List all lines in the material below that contain "ylabel".
— start Task inputs —
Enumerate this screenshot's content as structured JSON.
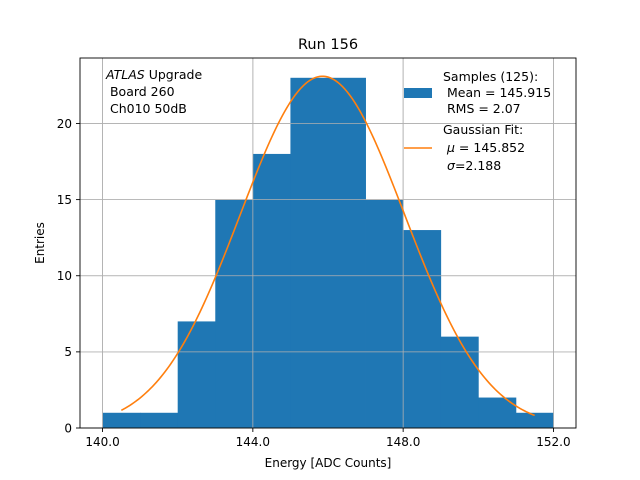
{
  "chart_data": {
    "type": "bar",
    "title": "Run 156",
    "xlabel": "Energy [ADC Counts]",
    "ylabel": "Entries",
    "xlim": [
      139.4,
      152.6
    ],
    "ylim": [
      0,
      24.3
    ],
    "grid": true,
    "x_ticks": [
      140.0,
      144.0,
      148.0,
      152.0
    ],
    "x_tick_labels": [
      "140.0",
      "144.0",
      "148.0",
      "152.0"
    ],
    "y_ticks": [
      0,
      5,
      10,
      15,
      20
    ],
    "y_tick_labels": [
      "0",
      "5",
      "10",
      "15",
      "20"
    ],
    "bin_edges": [
      140,
      141,
      142,
      143,
      144,
      145,
      146,
      147,
      148,
      149,
      150,
      151,
      152
    ],
    "counts": [
      1,
      1,
      7,
      15,
      18,
      23,
      23,
      15,
      13,
      6,
      2,
      1
    ],
    "bar_color": "#1f77b4",
    "fit": {
      "type": "gaussian",
      "mu": 145.852,
      "sigma": 2.188,
      "amplitude": 23.1,
      "x_range": [
        140.5,
        151.5
      ],
      "color": "#ff7f0e"
    },
    "annotation": {
      "italic_part": "ATLAS",
      "line1_rest": " Upgrade",
      "line2": " Board 260",
      "line3": " Ch010 50dB"
    },
    "legend": {
      "position": "top-right",
      "samples": {
        "line1": "Samples (125):",
        "line2": " Mean = 145.915",
        "line3": " RMS = 2.07"
      },
      "fit": {
        "line1": "Gaussian Fit:",
        "line2_symbol": "μ",
        "line2_rest": " = 145.852",
        "line3_symbol": "σ",
        "line3_rest": "=2.188"
      }
    }
  }
}
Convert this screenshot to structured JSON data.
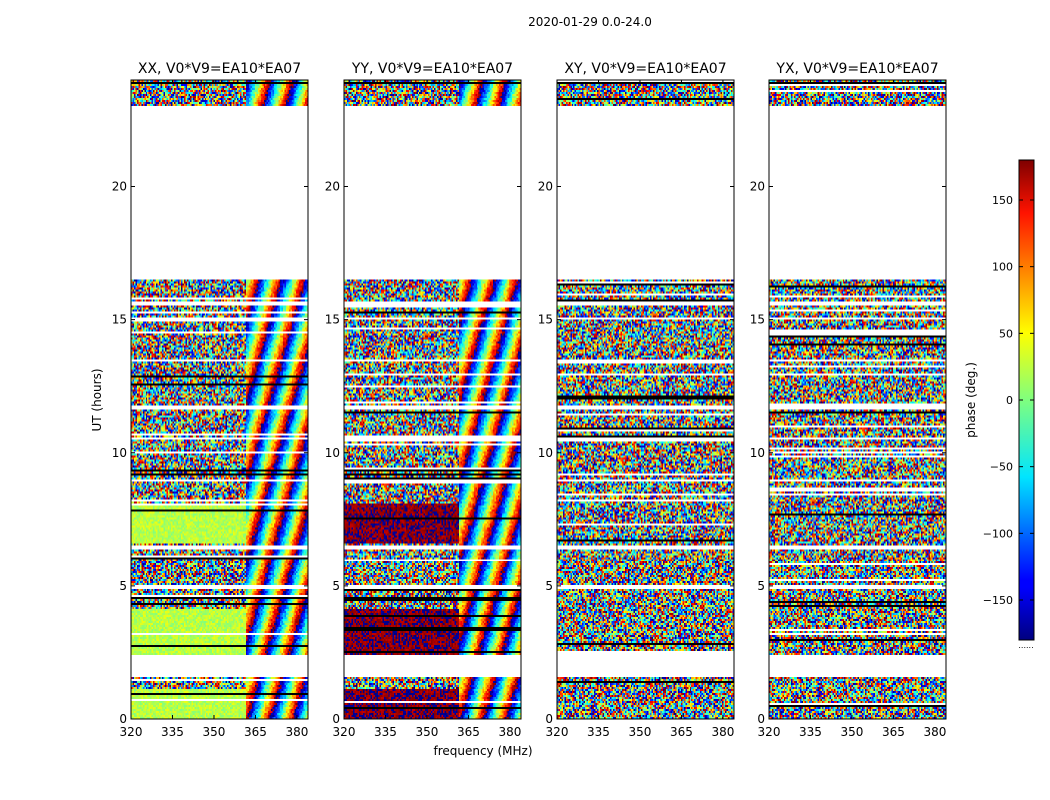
{
  "chart_data": {
    "type": "heatmap",
    "suptitle": "2020-01-29 0.0-24.0",
    "ylabel": "UT (hours)",
    "xlabel": "frequency (MHz)",
    "xlim": [
      320,
      384
    ],
    "ylim": [
      0,
      24
    ],
    "xticks": [
      320,
      335,
      350,
      365,
      380
    ],
    "xtick_labels": [
      "320",
      "335",
      "350",
      "365",
      "380"
    ],
    "yticks": [
      0,
      5,
      10,
      15,
      20
    ],
    "ytick_labels": [
      "0",
      "5",
      "10",
      "15",
      "20"
    ],
    "colorbar": {
      "label": "phase (deg.)",
      "range": [
        -180,
        180
      ],
      "ticks": [
        150,
        100,
        50,
        0,
        -50,
        -100,
        -150
      ],
      "tick_labels": [
        "150",
        "100",
        "50",
        "0",
        "−50",
        "−100",
        "−150"
      ],
      "colormap": "jet",
      "footer": "......"
    },
    "panels": [
      {
        "title": "XX, V0*V9=EA10*EA07",
        "smooth_phase_deg": 20,
        "color_mode": "phase-flat"
      },
      {
        "title": "YY, V0*V9=EA10*EA07",
        "smooth_phase_deg": 175,
        "color_mode": "phase-wrap"
      },
      {
        "title": "XY, V0*V9=EA10*EA07",
        "smooth_phase_deg": 0,
        "color_mode": "noise"
      },
      {
        "title": "YX, V0*V9=EA10*EA07",
        "smooth_phase_deg": 0,
        "color_mode": "noise"
      }
    ],
    "data_segments_ut_hours": [
      [
        0.0,
        1.6
      ],
      [
        2.4,
        4.9
      ],
      [
        5.0,
        6.35
      ],
      [
        6.55,
        8.9
      ],
      [
        9.0,
        10.5
      ],
      [
        10.6,
        11.6
      ],
      [
        11.75,
        13.4
      ],
      [
        13.5,
        15.0
      ],
      [
        15.1,
        15.55
      ],
      [
        15.7,
        16.5
      ],
      [
        23.0,
        24.0
      ]
    ],
    "fringe_start_mhz": 362
  }
}
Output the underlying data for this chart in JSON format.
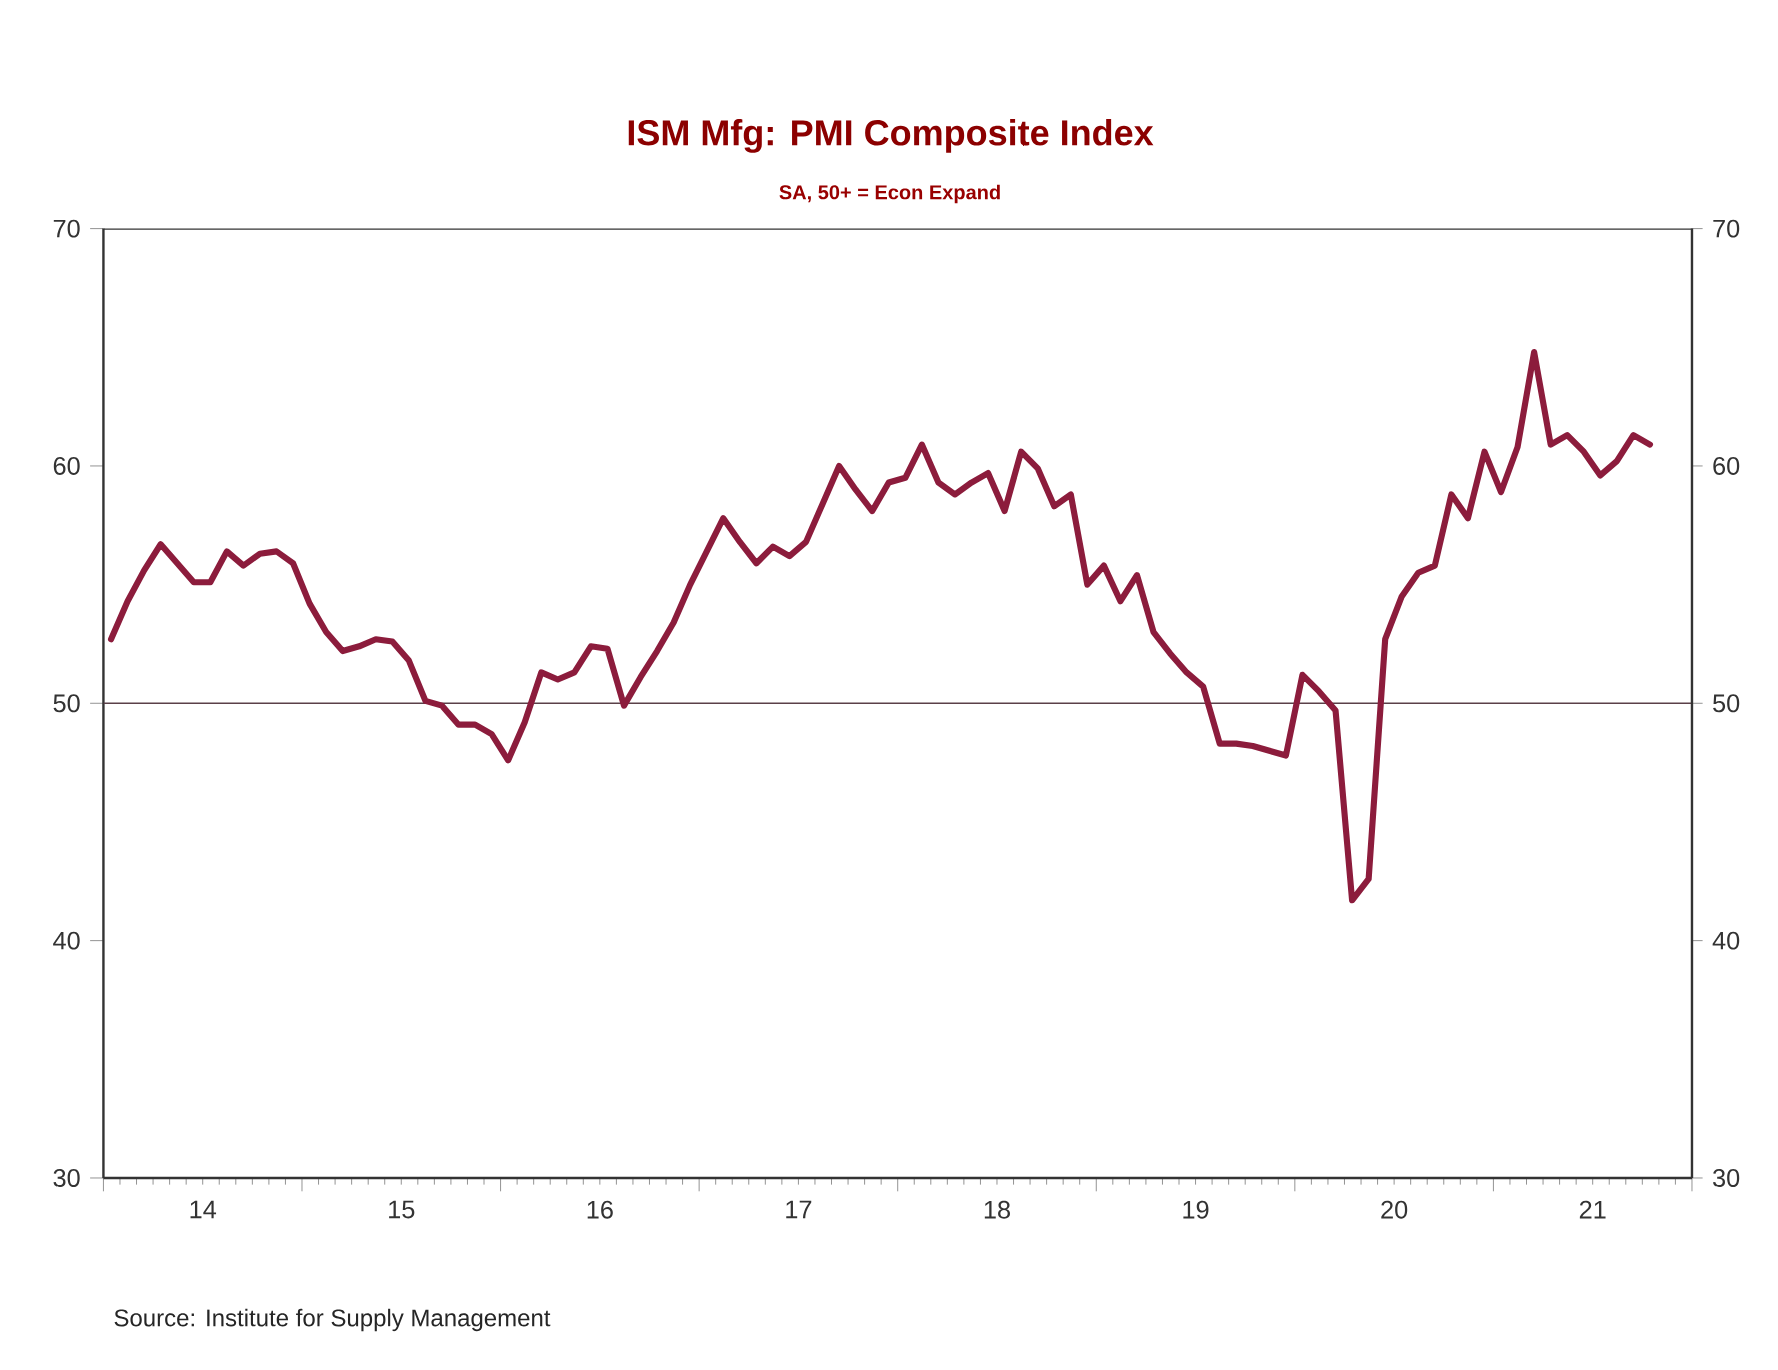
{
  "chart_data": {
    "type": "line",
    "title": "ISM Mfg: PMI Composite Index",
    "subtitle": "SA, 50+ = Econ Expand",
    "annotations": [
      "Source:  Institute for Supply Management"
    ],
    "x": [
      "2014-01-15",
      "2014-02-15",
      "2014-03-15",
      "2014-04-15",
      "2014-05-15",
      "2014-06-15",
      "2014-07-15",
      "2014-08-15",
      "2014-09-15",
      "2014-10-15",
      "2014-11-15",
      "2014-12-15",
      "2015-01-15",
      "2015-02-15",
      "2015-03-15",
      "2015-04-15",
      "2015-05-15",
      "2015-06-15",
      "2015-07-15",
      "2015-08-15",
      "2015-09-15",
      "2015-10-15",
      "2015-11-15",
      "2015-12-15",
      "2016-01-15",
      "2016-02-15",
      "2016-03-15",
      "2016-04-15",
      "2016-05-15",
      "2016-06-15",
      "2016-07-15",
      "2016-08-15",
      "2016-09-15",
      "2016-10-15",
      "2016-11-15",
      "2016-12-15",
      "2017-01-15",
      "2017-02-15",
      "2017-03-15",
      "2017-04-15",
      "2017-05-15",
      "2017-06-15",
      "2017-07-15",
      "2017-08-15",
      "2017-09-15",
      "2017-10-15",
      "2017-11-15",
      "2017-12-15",
      "2018-01-15",
      "2018-02-15",
      "2018-03-15",
      "2018-04-15",
      "2018-05-15",
      "2018-06-15",
      "2018-07-15",
      "2018-08-15",
      "2018-09-15",
      "2018-10-15",
      "2018-11-15",
      "2018-12-15",
      "2019-01-15",
      "2019-02-15",
      "2019-03-15",
      "2019-04-15",
      "2019-05-15",
      "2019-06-15",
      "2019-07-15",
      "2019-08-15",
      "2019-09-15",
      "2019-10-15",
      "2019-11-15",
      "2019-12-15",
      "2020-01-15",
      "2020-02-15",
      "2020-03-15",
      "2020-04-15",
      "2020-05-15",
      "2020-06-15",
      "2020-07-15",
      "2020-08-15",
      "2020-09-15",
      "2020-10-15",
      "2020-11-15",
      "2020-12-15",
      "2021-01-15",
      "2021-02-15",
      "2021-03-15",
      "2021-04-15",
      "2021-05-15",
      "2021-06-15",
      "2021-07-15",
      "2021-08-15",
      "2021-09-15",
      "2021-10-15"
    ],
    "series": [
      {
        "color": "#8c1c3c",
        "values": [
          52.7,
          54.3,
          55.6,
          56.7,
          55.9,
          55.1,
          55.1,
          56.4,
          55.8,
          56.3,
          56.4,
          55.9,
          54.2,
          53.0,
          52.2,
          52.4,
          52.7,
          52.6,
          51.8,
          50.1,
          49.9,
          49.1,
          49.1,
          48.7,
          47.6,
          49.2,
          51.3,
          51.0,
          51.3,
          52.4,
          52.3,
          49.9,
          51.1,
          52.2,
          53.4,
          55.0,
          56.4,
          57.8,
          56.8,
          55.9,
          56.6,
          56.2,
          56.8,
          58.4,
          60.0,
          59.0,
          58.1,
          59.3,
          59.5,
          60.9,
          59.3,
          58.8,
          59.3,
          59.7,
          58.1,
          60.6,
          59.9,
          58.3,
          58.8,
          55.0,
          55.8,
          54.3,
          55.4,
          53.0,
          52.1,
          51.3,
          50.7,
          48.3,
          48.3,
          48.2,
          48.0,
          47.8,
          51.2,
          50.5,
          49.7,
          41.7,
          42.6,
          52.7,
          54.5,
          55.5,
          55.8,
          58.8,
          57.8,
          60.6,
          58.9,
          60.8,
          64.8,
          60.9,
          61.3,
          60.6,
          59.6,
          60.2,
          61.3,
          60.9
        ]
      }
    ],
    "marker": "none",
    "xlim": [
      "2014-01-01",
      "2022-01-01"
    ],
    "xticks": [
      {
        "value": "2014-01-01",
        "label": null
      },
      {
        "value": "2014-07-01",
        "label": "14"
      },
      {
        "value": "2015-01-01",
        "label": null
      },
      {
        "value": "2015-07-01",
        "label": "15"
      },
      {
        "value": "2016-01-01",
        "label": null
      },
      {
        "value": "2016-07-01",
        "label": "16"
      },
      {
        "value": "2017-01-01",
        "label": null
      },
      {
        "value": "2017-07-01",
        "label": "17"
      },
      {
        "value": "2018-01-01",
        "label": null
      },
      {
        "value": "2018-07-01",
        "label": "18"
      },
      {
        "value": "2019-01-01",
        "label": null
      },
      {
        "value": "2019-07-01",
        "label": "19"
      },
      {
        "value": "2020-01-01",
        "label": null
      },
      {
        "value": "2020-07-01",
        "label": "20"
      },
      {
        "value": "2021-01-01",
        "label": null
      },
      {
        "value": "2021-07-01",
        "label": "21"
      },
      {
        "value": "2022-01-01",
        "label": null
      }
    ],
    "ylim": [
      30,
      70
    ],
    "yticks": [
      30,
      40,
      50,
      60,
      70
    ],
    "y2lim": [
      30,
      70
    ],
    "y2ticks": [
      30,
      40,
      50,
      60,
      70
    ],
    "ref_lines": [
      {
        "axis": "y",
        "value": 50,
        "color": "#5a4048"
      }
    ]
  }
}
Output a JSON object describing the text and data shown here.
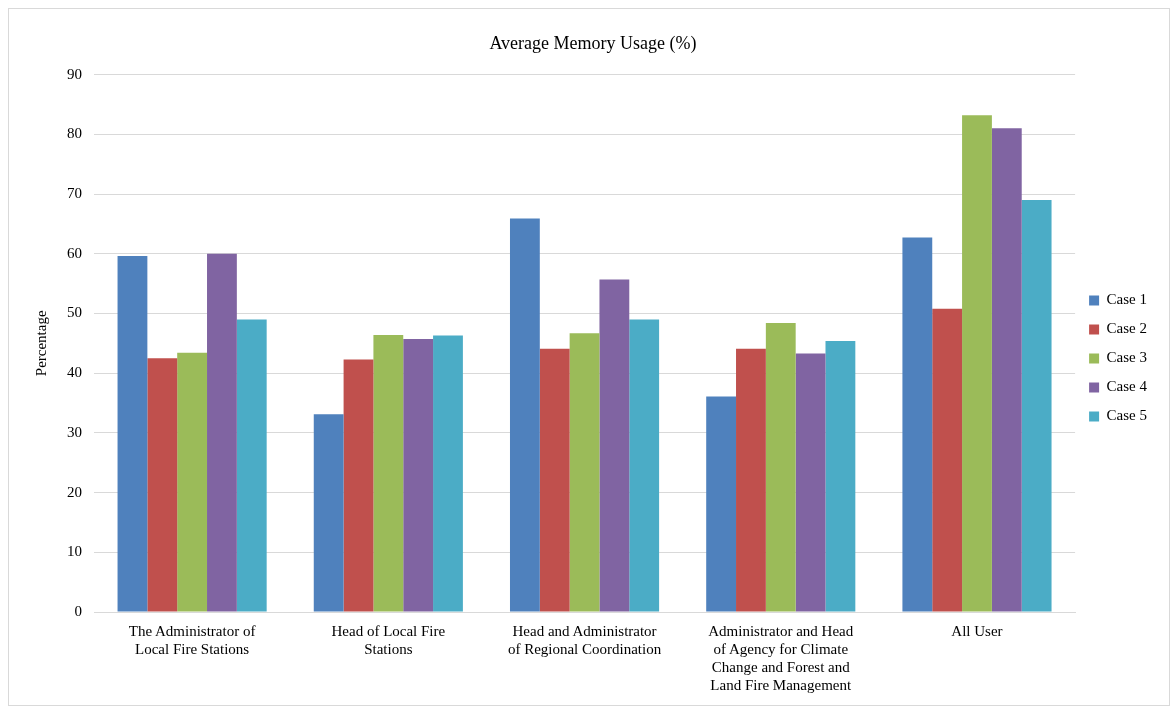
{
  "chart_data": {
    "type": "bar",
    "title": "Average Memory Usage (%)",
    "ylabel": "Percentage",
    "categories": [
      "The Administrator of Local Fire Stations",
      "Head of Local Fire Stations",
      "Head and Administrator of Regional Coordination",
      "Administrator and Head of Agency for Climate Change and Forest and Land Fire Management",
      "All User"
    ],
    "series": [
      {
        "name": "Case 1",
        "color": "#4f81bd",
        "values": [
          59.6,
          33.1,
          65.9,
          36.1,
          62.7
        ]
      },
      {
        "name": "Case 2",
        "color": "#c0504d",
        "values": [
          42.5,
          42.3,
          44.1,
          44.1,
          50.8
        ]
      },
      {
        "name": "Case 3",
        "color": "#9bbb59",
        "values": [
          43.4,
          46.4,
          46.7,
          48.4,
          83.2
        ]
      },
      {
        "name": "Case 4",
        "color": "#8064a2",
        "values": [
          60.0,
          45.7,
          55.7,
          43.3,
          81.0
        ]
      },
      {
        "name": "Case 5",
        "color": "#4bacc6",
        "values": [
          49.0,
          46.3,
          49.0,
          45.4,
          69.0
        ]
      }
    ],
    "ylim": [
      0,
      90
    ],
    "yticks": [
      0,
      10,
      20,
      30,
      40,
      50,
      60,
      70,
      80,
      90
    ],
    "grid": "y",
    "legend": "right"
  }
}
— end Task inputs —
▶ Correct response
    "ylabel": "Entries",
    "ylabel": "UT (hours)",
    "ylabel": "Percentage",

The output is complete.